### Условие задания
Продолжите интервью о музыкальных образах и ассоциациях при разучивании произведений, начав сразу после его последнего предложения.

То есть функционально мыслить, гармонически?

–Да, обязательно. И сразу выстраивать для себя образный, ассоциативный ряд. Не текст, а потом музыка, а сразу же музыка. Тогда не нужно специально запоминать текст, всё входит само.

Расскажи подробнее про ассоциативные ряды. Как ты мыслишь и чувствуешь музыку (эмоция, цвет, образ)?

– У меня это смесь. Иногда я могу представить себе какой-нибудь чёткий образ. Я сейчас, например, учу Двенадцатый концерт Моцарта. Его вторая часть у меня ассоциируется с кинопостановкой оперы «Свадьба Фигаро», в которой партию Графини исполняет прекрасная певица Кири Те Канава. Во втором акте она поет арию, где говорит, что ей изменяет граф, о чём ей давно известно, и она просит бога любви, чтобы всё наладилось. И там очень томная мелодия – всё мажорное, но исполнено такой грустью, тоской и глубиной. Этот образ ассоциируется у меня с началом второй части, я себе это представляю…

А бывает совсем иначе, когда на произведение накладываются личные воспоминания, как, скажем, в «Вальсе» Равеля. Конечно, в нём есть определённая, уже продуманная концепция. И вместе с тем, на нее наслаиваются мои жизненные впечатления, часто приятные, какие-то успехи. Например, ты получил какую-то премию с этим «Вальсом» или был концерт, где ты сыграл его особенно удачно (а удачи ярко запоминаются!). И всё это вместе формирует некий смешанный образ.

### Исходный материал
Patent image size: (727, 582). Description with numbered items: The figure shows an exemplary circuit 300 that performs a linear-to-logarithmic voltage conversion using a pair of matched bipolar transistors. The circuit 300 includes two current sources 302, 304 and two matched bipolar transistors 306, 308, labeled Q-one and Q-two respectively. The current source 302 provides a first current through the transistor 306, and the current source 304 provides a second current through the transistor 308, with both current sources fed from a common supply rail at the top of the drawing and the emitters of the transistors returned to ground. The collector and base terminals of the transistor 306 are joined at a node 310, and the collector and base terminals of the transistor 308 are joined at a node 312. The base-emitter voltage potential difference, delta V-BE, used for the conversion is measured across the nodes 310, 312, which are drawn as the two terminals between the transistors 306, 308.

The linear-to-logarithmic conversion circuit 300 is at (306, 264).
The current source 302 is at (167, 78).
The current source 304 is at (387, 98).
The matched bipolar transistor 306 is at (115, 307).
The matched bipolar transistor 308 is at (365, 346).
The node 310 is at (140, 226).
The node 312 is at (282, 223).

### Результат выполнения
Бывает, что я испытываю просто состояние. То есть я играю и погружаюсь в какое-то состояние, которое у меня было. А если не было, я пытаюсь его придумать.

В чем-то работа пианиста схожа с «работой актера над собой», по Станиславскому.

– Абсолютно. У музыкантов – как у актёров: они не могут играть только то, что прожили сами (это невозможно), поэтому приходится представлять. И кстати, в своё время, когда передо мной встал вопрос, куда двигаться дальше, я читал Станиславского.

О, я считаю, книгу Станиславского нужно всем учащимся пианистам прочитать. А как бы ты описал свою рутину за роялем? Есть ли чёткий привычный порядок работы, или это всегда спонтанно?

– В основном спонтанно, но я довольно давно приучил себя к тому, чтобы не разыгрываться. Скорее, сыграть в среднем темпе что-то, что у меня не получается. Например, в финале Концерта Чайковского длинный пассаж двумя руками в октаву – могу сыграть его вместо разыгрывания.

Гаммы?

– Я долго пытался приучить себя к гаммам. Не вышло. Иногда у меня вдруг просыпается какая-то такая «чистоплотность», мне прямо хочется – ну, поиграю гаммы чуть-чуть, не больше. Есть несколько упражнений, которые мне показала ещё Недда Израилевна в Ярославле, они мне нравятся, они мне сделали хорошие терции. Специально разыгрывание – нет. Это связано с особенностями концертной жизни: ты приезжаешь на концерт, а условий разыграться нет. И привычка разыгрываться в такой ситуации ведет к стрессу. Поэтому мне так проще. Конечно, приятнее играется, когда ты позанимался и идёшь выступать.

День концерта ты строишь как-то особенно, или это обычный день?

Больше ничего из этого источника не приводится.